Excerpts from a figure dataset
###

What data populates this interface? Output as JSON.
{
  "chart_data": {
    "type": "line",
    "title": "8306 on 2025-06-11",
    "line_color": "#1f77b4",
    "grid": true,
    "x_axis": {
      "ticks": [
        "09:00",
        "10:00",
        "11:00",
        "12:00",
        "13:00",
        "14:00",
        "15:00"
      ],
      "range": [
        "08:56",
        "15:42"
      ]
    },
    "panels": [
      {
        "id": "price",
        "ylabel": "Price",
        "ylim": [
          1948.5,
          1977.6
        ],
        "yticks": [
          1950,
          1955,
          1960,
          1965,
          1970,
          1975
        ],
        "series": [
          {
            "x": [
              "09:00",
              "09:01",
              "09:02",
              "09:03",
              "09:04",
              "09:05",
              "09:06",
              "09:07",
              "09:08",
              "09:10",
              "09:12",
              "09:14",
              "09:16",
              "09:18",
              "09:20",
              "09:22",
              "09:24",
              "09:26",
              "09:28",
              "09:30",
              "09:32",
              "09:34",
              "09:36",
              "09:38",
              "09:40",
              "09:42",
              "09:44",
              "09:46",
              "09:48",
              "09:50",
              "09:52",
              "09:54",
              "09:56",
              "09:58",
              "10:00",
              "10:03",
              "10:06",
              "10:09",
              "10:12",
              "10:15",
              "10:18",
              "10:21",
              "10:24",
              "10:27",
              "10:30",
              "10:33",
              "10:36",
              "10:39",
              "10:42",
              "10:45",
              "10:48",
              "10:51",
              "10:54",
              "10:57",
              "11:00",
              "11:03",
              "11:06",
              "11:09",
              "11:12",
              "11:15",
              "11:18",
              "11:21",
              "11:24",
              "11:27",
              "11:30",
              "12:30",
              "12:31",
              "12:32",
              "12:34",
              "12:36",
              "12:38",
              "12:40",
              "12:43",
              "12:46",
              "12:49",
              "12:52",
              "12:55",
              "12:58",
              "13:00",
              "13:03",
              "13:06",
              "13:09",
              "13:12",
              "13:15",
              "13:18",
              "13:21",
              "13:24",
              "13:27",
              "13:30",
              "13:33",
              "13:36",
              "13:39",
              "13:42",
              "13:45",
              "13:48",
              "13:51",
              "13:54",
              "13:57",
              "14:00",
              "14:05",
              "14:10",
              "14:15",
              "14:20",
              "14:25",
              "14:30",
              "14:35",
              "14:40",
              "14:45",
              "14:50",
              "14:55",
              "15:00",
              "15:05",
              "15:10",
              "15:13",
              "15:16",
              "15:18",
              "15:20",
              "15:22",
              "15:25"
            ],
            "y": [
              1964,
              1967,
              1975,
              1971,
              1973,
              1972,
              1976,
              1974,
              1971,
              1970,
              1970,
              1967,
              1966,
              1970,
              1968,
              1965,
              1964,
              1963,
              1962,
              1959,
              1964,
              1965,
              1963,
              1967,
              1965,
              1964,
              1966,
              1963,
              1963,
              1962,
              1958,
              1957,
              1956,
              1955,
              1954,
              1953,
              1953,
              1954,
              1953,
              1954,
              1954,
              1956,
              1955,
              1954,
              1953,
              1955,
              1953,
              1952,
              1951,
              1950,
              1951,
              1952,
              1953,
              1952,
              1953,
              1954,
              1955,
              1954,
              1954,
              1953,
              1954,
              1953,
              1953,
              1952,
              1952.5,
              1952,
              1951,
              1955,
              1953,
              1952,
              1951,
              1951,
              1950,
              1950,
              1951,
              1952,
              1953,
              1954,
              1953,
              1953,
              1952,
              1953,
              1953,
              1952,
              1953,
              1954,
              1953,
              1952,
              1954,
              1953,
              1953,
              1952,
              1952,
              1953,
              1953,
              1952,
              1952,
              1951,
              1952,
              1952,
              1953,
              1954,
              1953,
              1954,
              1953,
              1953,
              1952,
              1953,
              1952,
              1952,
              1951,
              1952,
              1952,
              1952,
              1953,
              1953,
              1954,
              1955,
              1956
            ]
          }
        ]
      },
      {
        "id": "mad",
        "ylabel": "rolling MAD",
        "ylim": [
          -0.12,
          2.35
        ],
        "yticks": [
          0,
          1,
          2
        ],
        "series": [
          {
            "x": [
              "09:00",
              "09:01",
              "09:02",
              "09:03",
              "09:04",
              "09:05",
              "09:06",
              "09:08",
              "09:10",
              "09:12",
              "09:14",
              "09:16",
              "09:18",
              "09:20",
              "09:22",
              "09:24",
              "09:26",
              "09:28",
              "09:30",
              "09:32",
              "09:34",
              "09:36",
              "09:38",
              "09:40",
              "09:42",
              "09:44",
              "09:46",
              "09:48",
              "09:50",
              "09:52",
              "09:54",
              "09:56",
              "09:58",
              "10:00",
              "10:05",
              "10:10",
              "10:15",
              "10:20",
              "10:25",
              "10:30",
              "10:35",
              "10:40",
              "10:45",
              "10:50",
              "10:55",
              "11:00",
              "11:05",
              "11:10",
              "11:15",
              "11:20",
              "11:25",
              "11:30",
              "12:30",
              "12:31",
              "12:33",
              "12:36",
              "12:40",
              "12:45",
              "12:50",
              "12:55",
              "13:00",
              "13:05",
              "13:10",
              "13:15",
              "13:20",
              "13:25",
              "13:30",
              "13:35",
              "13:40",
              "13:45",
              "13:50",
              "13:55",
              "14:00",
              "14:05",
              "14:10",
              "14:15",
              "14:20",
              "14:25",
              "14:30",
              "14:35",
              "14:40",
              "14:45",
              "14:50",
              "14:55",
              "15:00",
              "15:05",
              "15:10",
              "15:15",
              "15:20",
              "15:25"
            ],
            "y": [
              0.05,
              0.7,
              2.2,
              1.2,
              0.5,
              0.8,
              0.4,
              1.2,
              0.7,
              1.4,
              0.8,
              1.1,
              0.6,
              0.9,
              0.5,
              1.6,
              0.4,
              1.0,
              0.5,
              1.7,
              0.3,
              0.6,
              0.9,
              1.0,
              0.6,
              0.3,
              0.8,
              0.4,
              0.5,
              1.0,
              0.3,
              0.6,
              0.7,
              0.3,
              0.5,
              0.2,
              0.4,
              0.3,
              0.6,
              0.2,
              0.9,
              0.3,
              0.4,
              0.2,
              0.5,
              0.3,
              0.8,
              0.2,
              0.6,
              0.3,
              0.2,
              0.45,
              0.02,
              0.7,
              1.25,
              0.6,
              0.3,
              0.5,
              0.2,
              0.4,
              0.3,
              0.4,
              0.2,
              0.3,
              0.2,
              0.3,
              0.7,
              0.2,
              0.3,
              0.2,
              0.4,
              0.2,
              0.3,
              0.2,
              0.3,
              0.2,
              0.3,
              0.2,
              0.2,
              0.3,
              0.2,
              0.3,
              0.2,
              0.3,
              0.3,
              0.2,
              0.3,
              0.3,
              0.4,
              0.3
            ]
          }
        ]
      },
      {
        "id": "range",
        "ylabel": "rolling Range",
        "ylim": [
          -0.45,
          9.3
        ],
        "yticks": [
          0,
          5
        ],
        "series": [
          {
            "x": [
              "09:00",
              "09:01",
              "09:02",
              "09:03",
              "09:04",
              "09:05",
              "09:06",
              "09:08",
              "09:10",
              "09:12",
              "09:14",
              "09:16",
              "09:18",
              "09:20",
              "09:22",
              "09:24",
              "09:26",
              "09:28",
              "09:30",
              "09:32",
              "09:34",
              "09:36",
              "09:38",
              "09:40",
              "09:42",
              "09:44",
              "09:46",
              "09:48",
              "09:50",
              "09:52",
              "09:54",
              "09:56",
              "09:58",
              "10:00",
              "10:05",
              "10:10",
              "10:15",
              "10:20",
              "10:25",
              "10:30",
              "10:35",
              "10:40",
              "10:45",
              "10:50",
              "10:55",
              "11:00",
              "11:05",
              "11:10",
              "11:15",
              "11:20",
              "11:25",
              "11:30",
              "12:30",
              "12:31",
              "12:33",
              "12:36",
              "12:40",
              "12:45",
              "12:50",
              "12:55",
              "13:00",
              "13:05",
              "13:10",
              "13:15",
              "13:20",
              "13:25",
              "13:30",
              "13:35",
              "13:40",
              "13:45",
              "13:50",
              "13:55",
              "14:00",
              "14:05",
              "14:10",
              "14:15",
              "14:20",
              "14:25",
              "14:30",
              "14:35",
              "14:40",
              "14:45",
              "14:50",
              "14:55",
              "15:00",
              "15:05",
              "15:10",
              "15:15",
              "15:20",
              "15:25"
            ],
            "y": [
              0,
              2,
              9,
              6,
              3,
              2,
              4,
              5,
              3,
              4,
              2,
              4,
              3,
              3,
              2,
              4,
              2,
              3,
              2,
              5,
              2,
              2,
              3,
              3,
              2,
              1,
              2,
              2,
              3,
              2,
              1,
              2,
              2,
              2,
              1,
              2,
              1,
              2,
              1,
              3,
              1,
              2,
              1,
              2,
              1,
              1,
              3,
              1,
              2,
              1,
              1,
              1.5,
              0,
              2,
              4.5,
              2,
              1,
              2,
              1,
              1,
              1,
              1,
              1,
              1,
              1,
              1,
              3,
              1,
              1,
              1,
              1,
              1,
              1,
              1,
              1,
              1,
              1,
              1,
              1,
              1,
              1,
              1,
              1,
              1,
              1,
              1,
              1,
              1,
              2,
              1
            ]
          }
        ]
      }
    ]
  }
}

###

▶ _INSTRUCTIONS TO FOLLOW_
Show all lines from the listing above in which "rolling" appears.

▶ _TASK SOLUTION_
        "ylabel": "rolling MAD",
        "ylabel": "rolling Range",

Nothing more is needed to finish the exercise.